## Directions for this task
Quote the listing below in its entirety, omitting every image.

(Stored items)
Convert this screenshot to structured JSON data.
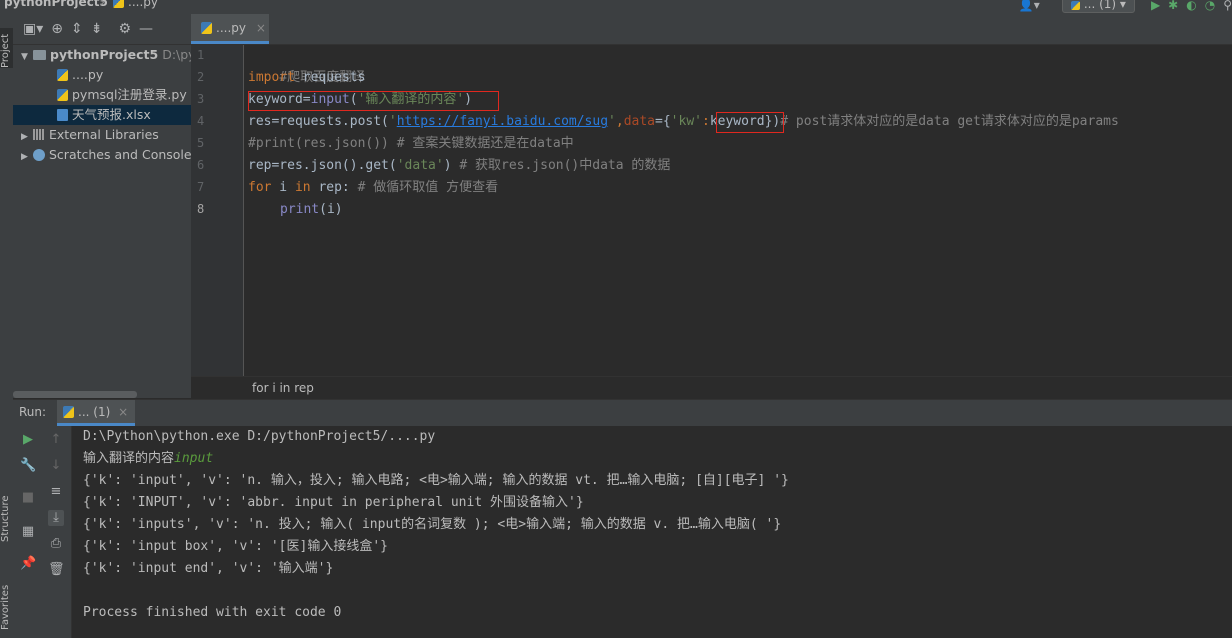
{
  "window": {
    "project_crumb": "pythonProject5",
    "file_crumb": "....py",
    "run_config": "... (1)"
  },
  "left_strip": {
    "project": "Project",
    "structure": "Structure",
    "favorites": "Favorites"
  },
  "project_tree": {
    "root_name": "pythonProject5",
    "root_path": "D:\\pyt",
    "files": [
      "....py",
      "pymsql注册登录.py",
      "天气预报.xlsx"
    ],
    "external_libraries": "External Libraries",
    "scratches": "Scratches and Consoles"
  },
  "editor": {
    "tab_label": "....py",
    "line_numbers": [
      "1",
      "2",
      "3",
      "4",
      "5",
      "6",
      "7",
      "8"
    ],
    "breadcrumb": "for i in rep",
    "code": {
      "l1_comment": "#爬取百度翻译",
      "l2_kw": "import",
      "l2_rest": " requests",
      "l3_a": "keyword=",
      "l3_fn": "input",
      "l3_b": "(",
      "l3_str": "'输入翻译的内容'",
      "l3_c": ")",
      "l4_a": "res=requests.post(",
      "l4_q1": "'",
      "l4_url": "https://fanyi.baidu.com/sug",
      "l4_q2": "'",
      "l4_comma": ",",
      "l4_param": "data",
      "l4_b": "={",
      "l4_key": "'kw'",
      "l4_colon": ":",
      "l4_var": "keyword",
      "l4_c": "})",
      "l4_comment": "# post请求体对应的是data get请求体对应的是params",
      "l5_comment": "#print(res.json()) # 查案关键数据还是在data中",
      "l6_a": "rep=res.json().get(",
      "l6_str": "'data'",
      "l6_b": ") ",
      "l6_comment": "# 获取res.json()中data 的数据",
      "l7_kw1": "for",
      "l7_a": " i ",
      "l7_kw2": "in",
      "l7_b": " rep: ",
      "l7_comment": "# 做循环取值 方便查看",
      "l8_fn": "print",
      "l8_a": "(i)"
    }
  },
  "run": {
    "label": "Run:",
    "tab": "... (1)",
    "console": {
      "cmd": "D:\\Python\\python.exe D:/pythonProject5/....py",
      "prompt": "输入翻译的内容",
      "input": "input",
      "out1": "{'k': 'input', 'v': 'n. 输入，投入; 输入电路; <电>输入端; 输入的数据 vt. 把…输入电脑; [自][电子] '}",
      "out2": "{'k': 'INPUT', 'v': 'abbr. input in peripheral unit 外围设备输入'}",
      "out3": "{'k': 'inputs', 'v': 'n. 投入; 输入( input的名词复数 ); <电>输入端; 输入的数据 v. 把…输入电脑( '}",
      "out4": "{'k': 'input box', 'v': '[医]输入接线盒'}",
      "out5": "{'k': 'input end', 'v': '输入端'}",
      "exit": "Process finished with exit code 0"
    }
  }
}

## Right answer
Convert this screenshot to structured JSON data.
{
  "window": {
    "project_crumb": "pythonProject5",
    "file_crumb": "....py",
    "run_config": "... (1)"
  },
  "left_strip": {
    "project": "Project",
    "structure": "Structure",
    "favorites": "Favorites"
  },
  "project_tree": {
    "root_name": "pythonProject5",
    "root_path": "D:\\pyt",
    "files": [
      "....py",
      "pymsql注册登录.py",
      "天气预报.xlsx"
    ],
    "external_libraries": "External Libraries",
    "scratches": "Scratches and Consoles"
  },
  "editor": {
    "tab_label": "....py",
    "line_numbers": [
      "1",
      "2",
      "3",
      "4",
      "5",
      "6",
      "7",
      "8"
    ],
    "breadcrumb": "for i in rep",
    "code": {
      "l1_comment": "#爬取百度翻译",
      "l2_kw": "import",
      "l2_rest": " requests",
      "l3_a": "keyword=",
      "l3_fn": "input",
      "l3_b": "(",
      "l3_str": "'输入翻译的内容'",
      "l3_c": ")",
      "l4_a": "res=requests.post(",
      "l4_q1": "'",
      "l4_url": "https://fanyi.baidu.com/sug",
      "l4_q2": "'",
      "l4_comma": ",",
      "l4_param": "data",
      "l4_b": "={",
      "l4_key": "'kw'",
      "l4_colon": ":",
      "l4_var": "keyword",
      "l4_c": "})",
      "l4_comment": "# post请求体对应的是data get请求体对应的是params",
      "l5_comment": "#print(res.json()) # 查案关键数据还是在data中",
      "l6_a": "rep=res.json().get(",
      "l6_str": "'data'",
      "l6_b": ") ",
      "l6_comment": "# 获取res.json()中data 的数据",
      "l7_kw1": "for",
      "l7_a": " i ",
      "l7_kw2": "in",
      "l7_b": " rep: ",
      "l7_comment": "# 做循环取值 方便查看",
      "l8_fn": "print",
      "l8_a": "(i)"
    }
  },
  "run": {
    "label": "Run:",
    "tab": "... (1)",
    "console": {
      "cmd": "D:\\Python\\python.exe D:/pythonProject5/....py",
      "prompt": "输入翻译的内容",
      "input": "input",
      "out1": "{'k': 'input', 'v': 'n. 输入，投入; 输入电路; <电>输入端; 输入的数据 vt. 把…输入电脑; [自][电子] '}",
      "out2": "{'k': 'INPUT', 'v': 'abbr. input in peripheral unit 外围设备输入'}",
      "out3": "{'k': 'inputs', 'v': 'n. 投入; 输入( input的名词复数 ); <电>输入端; 输入的数据 v. 把…输入电脑( '}",
      "out4": "{'k': 'input box', 'v': '[医]输入接线盒'}",
      "out5": "{'k': 'input end', 'v': '输入端'}",
      "exit": "Process finished with exit code 0"
    }
  }
}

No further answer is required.